Aim: State how many lines of the entries hold the string "года", and output nothing but that count.

START

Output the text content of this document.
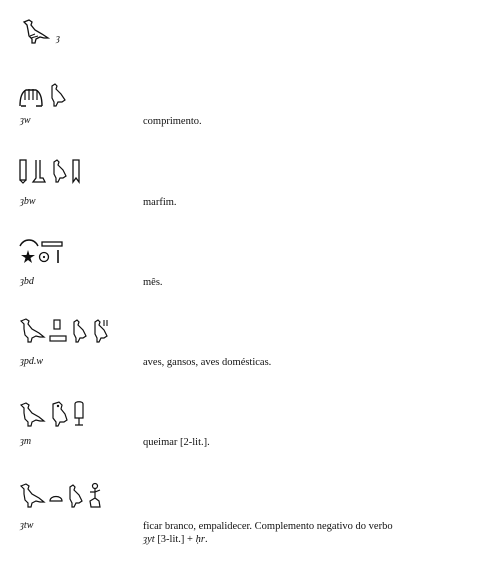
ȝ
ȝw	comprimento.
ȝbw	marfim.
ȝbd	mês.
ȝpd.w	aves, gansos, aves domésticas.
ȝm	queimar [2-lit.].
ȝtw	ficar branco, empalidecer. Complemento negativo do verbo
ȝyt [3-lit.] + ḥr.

END
START

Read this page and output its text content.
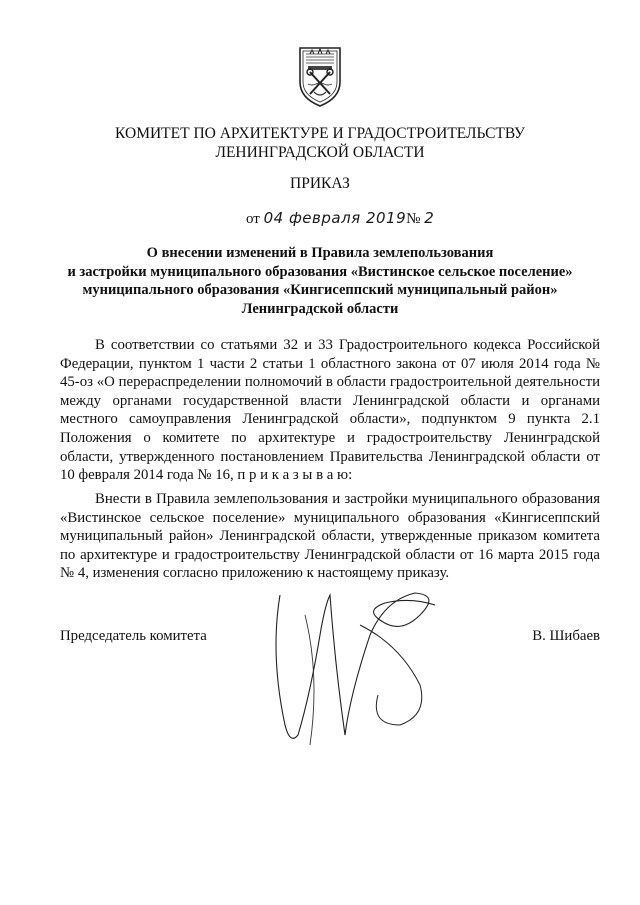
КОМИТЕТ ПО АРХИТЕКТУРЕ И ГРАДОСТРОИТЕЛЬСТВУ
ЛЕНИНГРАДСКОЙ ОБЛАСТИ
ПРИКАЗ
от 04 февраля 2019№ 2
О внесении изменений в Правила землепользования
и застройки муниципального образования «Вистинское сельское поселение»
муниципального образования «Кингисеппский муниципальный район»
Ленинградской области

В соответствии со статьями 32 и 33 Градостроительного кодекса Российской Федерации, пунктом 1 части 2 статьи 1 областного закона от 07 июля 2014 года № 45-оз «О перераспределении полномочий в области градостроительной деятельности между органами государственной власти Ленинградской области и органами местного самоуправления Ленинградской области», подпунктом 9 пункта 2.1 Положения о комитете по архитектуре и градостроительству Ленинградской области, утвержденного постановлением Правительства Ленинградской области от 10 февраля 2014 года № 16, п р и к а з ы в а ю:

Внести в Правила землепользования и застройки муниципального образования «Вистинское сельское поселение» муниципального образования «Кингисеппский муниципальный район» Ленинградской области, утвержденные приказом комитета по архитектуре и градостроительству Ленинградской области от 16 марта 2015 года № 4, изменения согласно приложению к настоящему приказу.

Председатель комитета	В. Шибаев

END

Final answer: 2